Task objective ::
Your task is to output all the records below, word for word.

(Items from a data source)
○ ○ ○ ○

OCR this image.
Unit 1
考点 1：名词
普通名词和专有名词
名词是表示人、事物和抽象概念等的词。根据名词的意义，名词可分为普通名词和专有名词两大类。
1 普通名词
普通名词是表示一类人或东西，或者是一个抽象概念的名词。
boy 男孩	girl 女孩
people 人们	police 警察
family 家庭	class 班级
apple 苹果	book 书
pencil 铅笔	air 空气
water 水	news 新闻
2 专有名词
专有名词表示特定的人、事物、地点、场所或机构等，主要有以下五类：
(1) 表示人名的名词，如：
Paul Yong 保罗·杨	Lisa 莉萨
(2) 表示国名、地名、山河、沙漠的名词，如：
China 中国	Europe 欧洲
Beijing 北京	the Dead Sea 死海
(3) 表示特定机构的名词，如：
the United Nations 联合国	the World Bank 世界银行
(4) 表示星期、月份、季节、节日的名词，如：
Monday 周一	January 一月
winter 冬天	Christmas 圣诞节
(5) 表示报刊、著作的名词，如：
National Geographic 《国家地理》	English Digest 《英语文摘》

○ ○ ○ ○

Task output ::
OCR this image.
Unit 1
考点 1：名词
普通名词和专有名词
名词是表示人、事物和抽象概念等的词。根据名词的意义，名词可分为普通名词和专有名词两大类。
1 普通名词
普通名词是表示一类人或东西，或者是一个抽象概念的名词。
boy 男孩	girl 女孩
people 人们	police 警察
family 家庭	class 班级
apple 苹果	book 书
pencil 铅笔	air 空气
water 水	news 新闻
2 专有名词
专有名词表示特定的人、事物、地点、场所或机构等，主要有以下五类：
(1) 表示人名的名词，如：
Paul Yong 保罗·杨	Lisa 莉萨
(2) 表示国名、地名、山河、沙漠的名词，如：
China 中国	Europe 欧洲
Beijing 北京	the Dead Sea 死海
(3) 表示特定机构的名词，如：
the United Nations 联合国	the World Bank 世界银行
(4) 表示星期、月份、季节、节日的名词，如：
Monday 周一	January 一月
winter 冬天	Christmas 圣诞节
(5) 表示报刊、著作的名词，如：
National Geographic 《国家地理》	English Digest 《英语文摘》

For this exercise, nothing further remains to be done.